* begin *

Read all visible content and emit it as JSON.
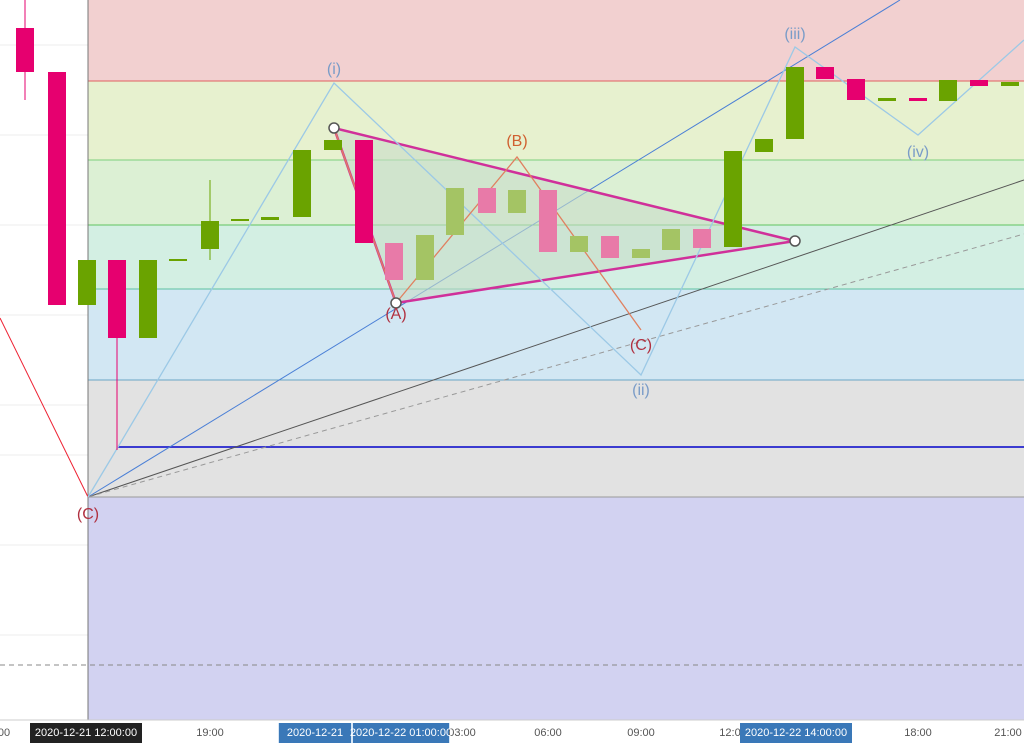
{
  "wave_labels": {
    "i": "(i)",
    "ii": "(ii)",
    "iii": "(iii)",
    "iv": "(iv)",
    "a": "(A)",
    "b": "(B)",
    "c_inner": "(C)",
    "c_outer": "(C)"
  },
  "time_axis": {
    "labels": [
      "00",
      "19:00",
      "03:00",
      "06:00",
      "09:00",
      "12:0",
      "18:00",
      "21:00"
    ],
    "cursor_start": "2020-12-21 12:00:00",
    "range_start": "2020-12-21",
    "range_mid": "2020-12-22 01:00:00",
    "cursor_end": "2020-12-22 14:00:00"
  }
}
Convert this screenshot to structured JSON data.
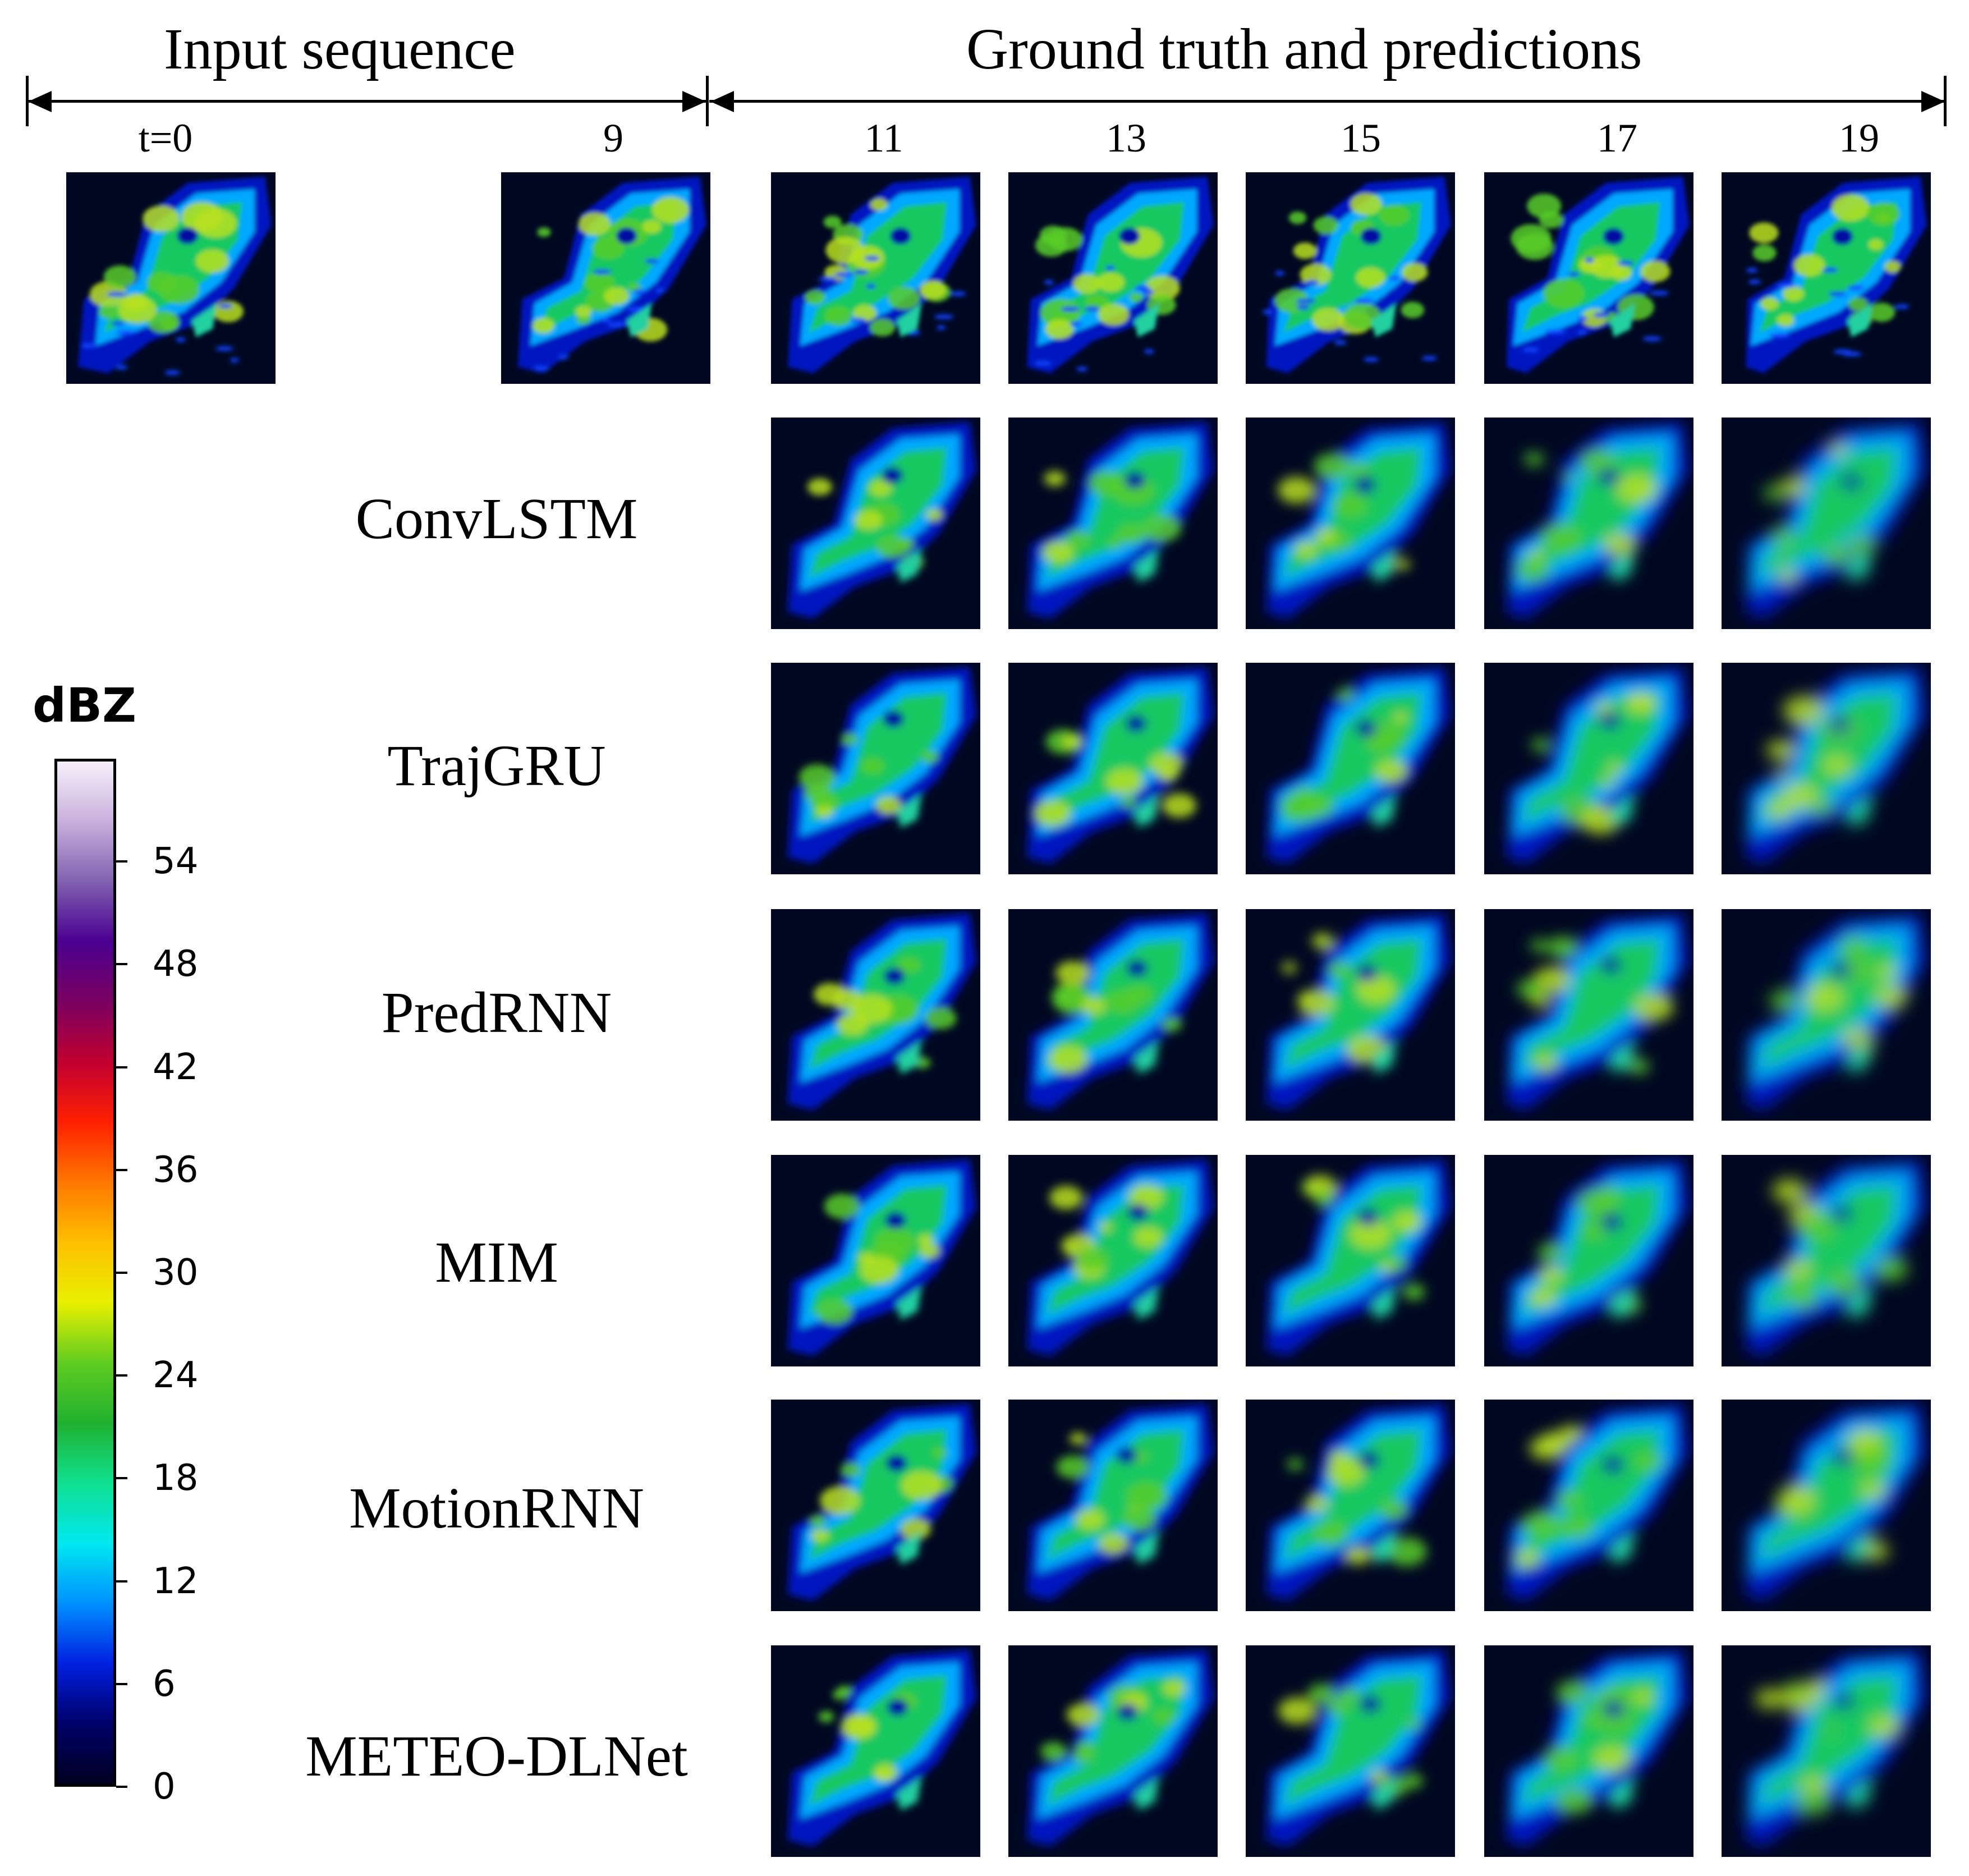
{
  "headers": {
    "input": "Input sequence",
    "truth": "Ground truth and predictions"
  },
  "time_labels": [
    "t=0",
    "9",
    "11",
    "13",
    "15",
    "17",
    "19"
  ],
  "row_labels": [
    "ConvLSTM",
    "TrajGRU",
    "PredRNN",
    "MIM",
    "MotionRNN",
    "METEO-DLNet"
  ],
  "colorbar": {
    "title": "dBZ",
    "ticks": [
      "0",
      "6",
      "12",
      "18",
      "24",
      "30",
      "36",
      "42",
      "48",
      "54"
    ],
    "range": [
      0,
      60
    ],
    "colors": [
      "#000020",
      "#00006a",
      "#0020e0",
      "#0090ff",
      "#00e8f0",
      "#10e090",
      "#20b030",
      "#60cc20",
      "#e8f000",
      "#ffc000",
      "#ff7800",
      "#ff2000",
      "#c00030",
      "#7a0060",
      "#4a0090",
      "#8060b0",
      "#c8b0dc",
      "#f6f0fa"
    ]
  },
  "legend": {
    "background": "#000821"
  }
}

* end *

» TASK
Pictures stay out of the copy; please restate every record above exactly.

» SOLVED EXERCISE
Read all visible content and emit it as JSON.
{
  "wave_labels": {
    "i": "(i)",
    "ii": "(ii)",
    "iii": "(iii)",
    "iv": "(iv)",
    "a": "(A)",
    "b": "(B)",
    "c_inner": "(C)",
    "c_outer": "(C)"
  },
  "time_axis": {
    "labels": [
      "00",
      "19:00",
      "03:00",
      "06:00",
      "09:00",
      "12:0",
      "18:00",
      "21:00"
    ],
    "cursor_start": "2020-12-21 12:00:00",
    "range_start": "2020-12-21",
    "range_mid": "2020-12-22 01:00:00",
    "cursor_end": "2020-12-22 14:00:00"
  }
}
Convert this screenshot to structured JSON data.
{
  "headers": {
    "input": "Input sequence",
    "truth": "Ground truth and predictions"
  },
  "time_labels": [
    "t=0",
    "9",
    "11",
    "13",
    "15",
    "17",
    "19"
  ],
  "row_labels": [
    "ConvLSTM",
    "TrajGRU",
    "PredRNN",
    "MIM",
    "MotionRNN",
    "METEO-DLNet"
  ],
  "colorbar": {
    "title": "dBZ",
    "ticks": [
      "0",
      "6",
      "12",
      "18",
      "24",
      "30",
      "36",
      "42",
      "48",
      "54"
    ],
    "range": [
      0,
      60
    ],
    "colors": [
      "#000020",
      "#00006a",
      "#0020e0",
      "#0090ff",
      "#00e8f0",
      "#10e090",
      "#20b030",
      "#60cc20",
      "#e8f000",
      "#ffc000",
      "#ff7800",
      "#ff2000",
      "#c00030",
      "#7a0060",
      "#4a0090",
      "#8060b0",
      "#c8b0dc",
      "#f6f0fa"
    ]
  },
  "legend": {
    "background": "#000821"
  }
}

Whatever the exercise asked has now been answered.